Everything in the data should be repeated exactly, save for the images.

[Start of Provided entries]

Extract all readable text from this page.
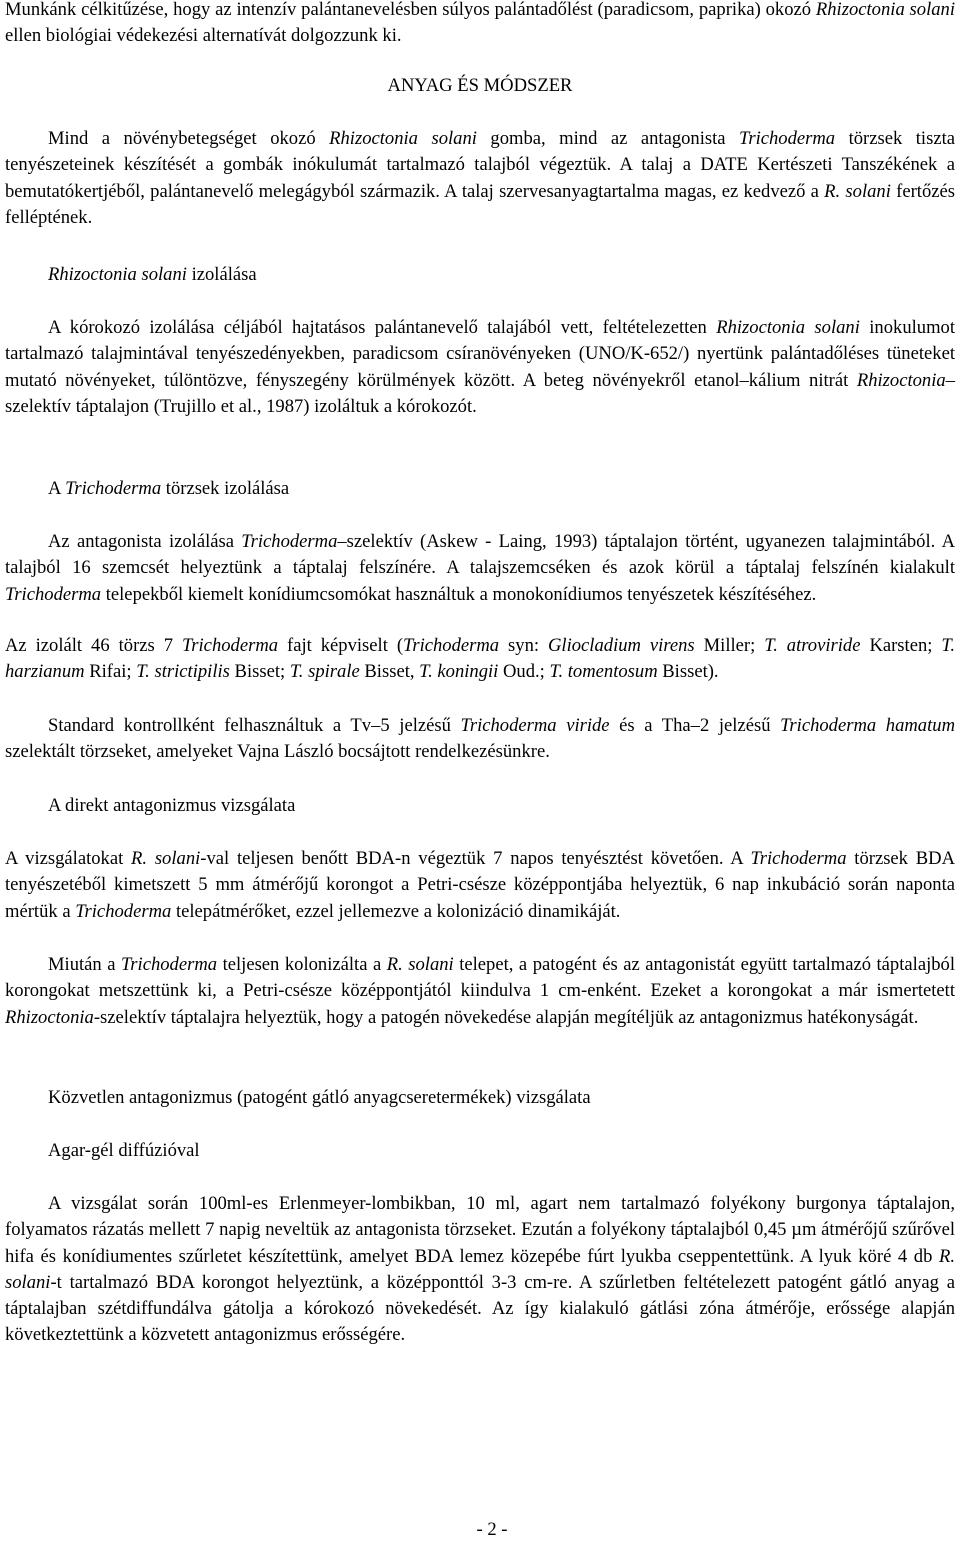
Munkánk célkitűzése, hogy az intenzív palántanevelésben súlyos palántadőlést (paradicsom, paprika) okozó Rhizoctonia solani ellen biológiai védekezési alternatívát dolgozzunk ki.

ANYAG ÉS MÓDSZER

Mind a növénybetegséget okozó Rhizoctonia solani gomba, mind az antagonista Trichoderma törzsek tiszta tenyészeteinek készítését a gombák inókulumát tartalmazó talajból végeztük. A talaj a DATE Kertészeti Tanszékének a bemutatókertjéből, palántanevelő melegágyból származik. A talaj szervesanyagtartalma magas, ez kedvező a R. solani fertőzés felléptének.

Rhizoctonia solani izolálása

A kórokozó izolálása céljából hajtatásos palántanevelő talajából vett, feltételezetten Rhizoctonia solani inokulumot tartalmazó talajmintával tenyészedényekben, paradicsom csíranövényeken (UNO/K-652/) nyertünk palántadőléses tüneteket mutató növényeket, túlöntözve, fényszegény körülmények között. A beteg növényekről etanol–kálium nitrát Rhizoctonia–szelektív táptalajon (Trujillo et al., 1987) izoláltuk a kórokozót.

A Trichoderma törzsek izolálása

Az antagonista izolálása Trichoderma–szelektív (Askew - Laing, 1993) táptalajon történt, ugyanezen talajmintából. A talajból 16 szemcsét helyeztünk a táptalaj felszínére. A talajszemcséken és azok körül a táptalaj felszínén kialakult Trichoderma telepekből kiemelt konídiumcsomókat használtuk a monokonídiumos tenyészetek készítéséhez.

Az izolált 46 törzs 7 Trichoderma fajt képviselt (Trichoderma syn: Gliocladium virens Miller; T. atroviride Karsten; T. harzianum Rifai; T. strictipilis Bisset; T. spirale Bisset, T. koningii Oud.; T. tomentosum Bisset).

Standard kontrollként felhasználtuk a Tv–5 jelzésű Trichoderma viride és a Tha–2 jelzésű Trichoderma hamatum szelektált törzseket, amelyeket Vajna László bocsájtott rendelkezésünkre.

A direkt antagonizmus vizsgálata

A vizsgálatokat R. solani-val teljesen benőtt BDA-n végeztük 7 napos tenyésztést követően. A Trichoderma törzsek BDA tenyészetéből kimetszett 5 mm átmérőjű korongot a Petri-csésze középpontjába helyeztük, 6 nap inkubáció során naponta mértük a Trichoderma telepátmérőket, ezzel jellemezve a kolonizáció dinamikáját.

Miután a Trichoderma teljesen kolonizálta a R. solani telepet, a patogént és az antagonistát együtt tartalmazó táptalajból korongokat metszettünk ki, a Petri-csésze középpontjától kiindulva 1 cm-enként. Ezeket a korongokat a már ismertetett Rhizoctonia-szelektív táptalajra helyeztük, hogy a patogén növekedése alapján megítéljük az antagonizmus hatékonyságát.

Közvetlen antagonizmus (patogént gátló anyagcseretermékek) vizsgálata

Agar-gél diffúzióval

A vizsgálat során 100ml-es Erlenmeyer-lombikban, 10 ml, agart nem tartalmazó folyékony burgonya táptalajon, folyamatos rázatás mellett 7 napig neveltük az antagonista törzseket. Ezután a folyékony táptalajból 0,45 µm átmérőjű szűrővel hifa és konídiumentes szűrletet készítettünk, amelyet BDA lemez közepébe fúrt lyukba cseppentettünk. A lyuk köré 4 db R. solani-t tartalmazó BDA korongot helyeztünk, a középponttól 3-3 cm-re. A szűrletben feltételezett patogént gátló anyag a táptalajban szétdiffundálva gátolja a kórokozó növekedését. Az így kialakuló gátlási zóna átmérője, erőssége alapján következtettünk a közvetett antagonizmus erősségére.

- 2 -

[End of Provided entries]

_Response to the task_.
Extract all readable text from this page.
Munkánk célkitűzése, hogy az intenzív palántanevelésben súlyos palántadőlést (paradicsom, paprika) okozó Rhizoctonia solani ellen biológiai védekezési alternatívát dolgozzunk ki.

ANYAG ÉS MÓDSZER

Mind a növénybetegséget okozó Rhizoctonia solani gomba, mind az antagonista Trichoderma törzsek tiszta tenyészeteinek készítését a gombák inókulumát tartalmazó talajból végeztük. A talaj a DATE Kertészeti Tanszékének a bemutatókertjéből, palántanevelő melegágyból származik. A talaj szervesanyagtartalma magas, ez kedvező a R. solani fertőzés felléptének.

Rhizoctonia solani izolálása

A kórokozó izolálása céljából hajtatásos palántanevelő talajából vett, feltételezetten Rhizoctonia solani inokulumot tartalmazó talajmintával tenyészedényekben, paradicsom csíranövényeken (UNO/K-652/) nyertünk palántadőléses tüneteket mutató növényeket, túlöntözve, fényszegény körülmények között. A beteg növényekről etanol–kálium nitrát Rhizoctonia–szelektív táptalajon (Trujillo et al., 1987) izoláltuk a kórokozót.

A Trichoderma törzsek izolálása

Az antagonista izolálása Trichoderma–szelektív (Askew - Laing, 1993) táptalajon történt, ugyanezen talajmintából. A talajból 16 szemcsét helyeztünk a táptalaj felszínére. A talajszemcséken és azok körül a táptalaj felszínén kialakult Trichoderma telepekből kiemelt konídiumcsomókat használtuk a monokonídiumos tenyészetek készítéséhez.

Az izolált 46 törzs 7 Trichoderma fajt képviselt (Trichoderma syn: Gliocladium virens Miller; T. atroviride Karsten; T. harzianum Rifai; T. strictipilis Bisset; T. spirale Bisset, T. koningii Oud.; T. tomentosum Bisset).

Standard kontrollként felhasználtuk a Tv–5 jelzésű Trichoderma viride és a Tha–2 jelzésű Trichoderma hamatum szelektált törzseket, amelyeket Vajna László bocsájtott rendelkezésünkre.

A direkt antagonizmus vizsgálata

A vizsgálatokat R. solani-val teljesen benőtt BDA-n végeztük 7 napos tenyésztést követően. A Trichoderma törzsek BDA tenyészetéből kimetszett 5 mm átmérőjű korongot a Petri-csésze középpontjába helyeztük, 6 nap inkubáció során naponta mértük a Trichoderma telepátmérőket, ezzel jellemezve a kolonizáció dinamikáját.

Miután a Trichoderma teljesen kolonizálta a R. solani telepet, a patogént és az antagonistát együtt tartalmazó táptalajból korongokat metszettünk ki, a Petri-csésze középpontjától kiindulva 1 cm-enként. Ezeket a korongokat a már ismertetett Rhizoctonia-szelektív táptalajra helyeztük, hogy a patogén növekedése alapján megítéljük az antagonizmus hatékonyságát.

Közvetlen antagonizmus (patogént gátló anyagcseretermékek) vizsgálata

Agar-gél diffúzióval

A vizsgálat során 100ml-es Erlenmeyer-lombikban, 10 ml, agart nem tartalmazó folyékony burgonya táptalajon, folyamatos rázatás mellett 7 napig neveltük az antagonista törzseket. Ezután a folyékony táptalajból 0,45 µm átmérőjű szűrővel hifa és konídiumentes szűrletet készítettünk, amelyet BDA lemez közepébe fúrt lyukba cseppentettünk. A lyuk köré 4 db R. solani-t tartalmazó BDA korongot helyeztünk, a középponttól 3-3 cm-re. A szűrletben feltételezett patogént gátló anyag a táptalajban szétdiffundálva gátolja a kórokozó növekedését. Az így kialakuló gátlási zóna átmérője, erőssége alapján következtettünk a közvetett antagonizmus erősségére.

- 2 -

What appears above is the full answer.